### Exercise
Find the word "image" in the material below and gather every line that contains it.
* Begin Entries *
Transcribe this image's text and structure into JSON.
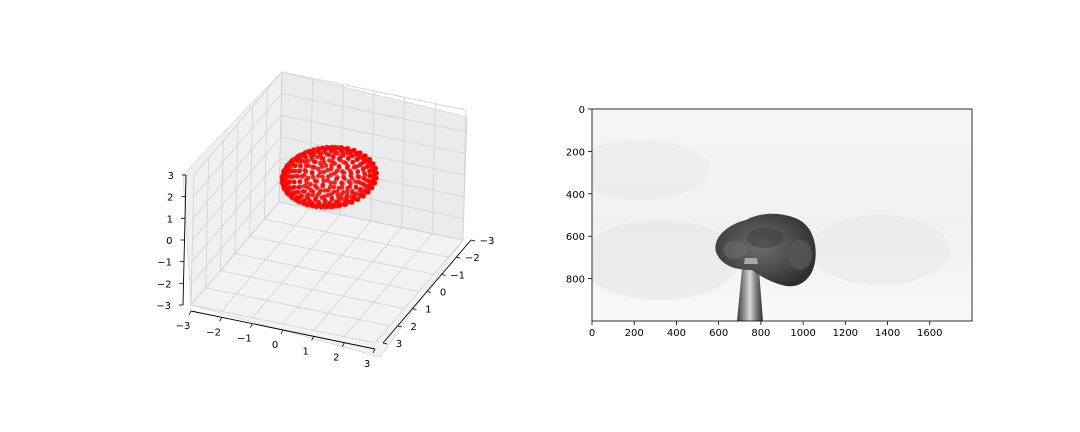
{
  "chart_data": [
    {
      "type": "scatter3d",
      "shape": "flattened ellipsoid point cloud",
      "marker_color": "#ff0000",
      "center": [
        0,
        0,
        1.4
      ],
      "radii": [
        1.4,
        1.4,
        0.75
      ],
      "xlim": [
        -3,
        3
      ],
      "ylim": [
        -3,
        3
      ],
      "zlim": [
        -3,
        3
      ],
      "xticks": [
        "−3",
        "−2",
        "−1",
        "0",
        "1",
        "2",
        "3"
      ],
      "yticks": [
        "−3",
        "−2",
        "−1",
        "0",
        "1",
        "2",
        "3"
      ],
      "zticks": [
        "−3",
        "−2",
        "−1",
        "0",
        "1",
        "2",
        "3"
      ],
      "grid": true,
      "pane_color": "#f2f2f2"
    },
    {
      "type": "image",
      "content": "grayscale photo of a dark seed on a metal pin against a light background",
      "xlim": [
        0,
        1800
      ],
      "ylim": [
        1000,
        0
      ],
      "xticks": [
        "0",
        "200",
        "400",
        "600",
        "800",
        "1000",
        "1200",
        "1400",
        "1600"
      ],
      "yticks": [
        "0",
        "200",
        "400",
        "600",
        "800"
      ]
    }
  ]
}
* End Entries *
### The reply
Transcribe this image's text and structure into JSON.
      "type": "image",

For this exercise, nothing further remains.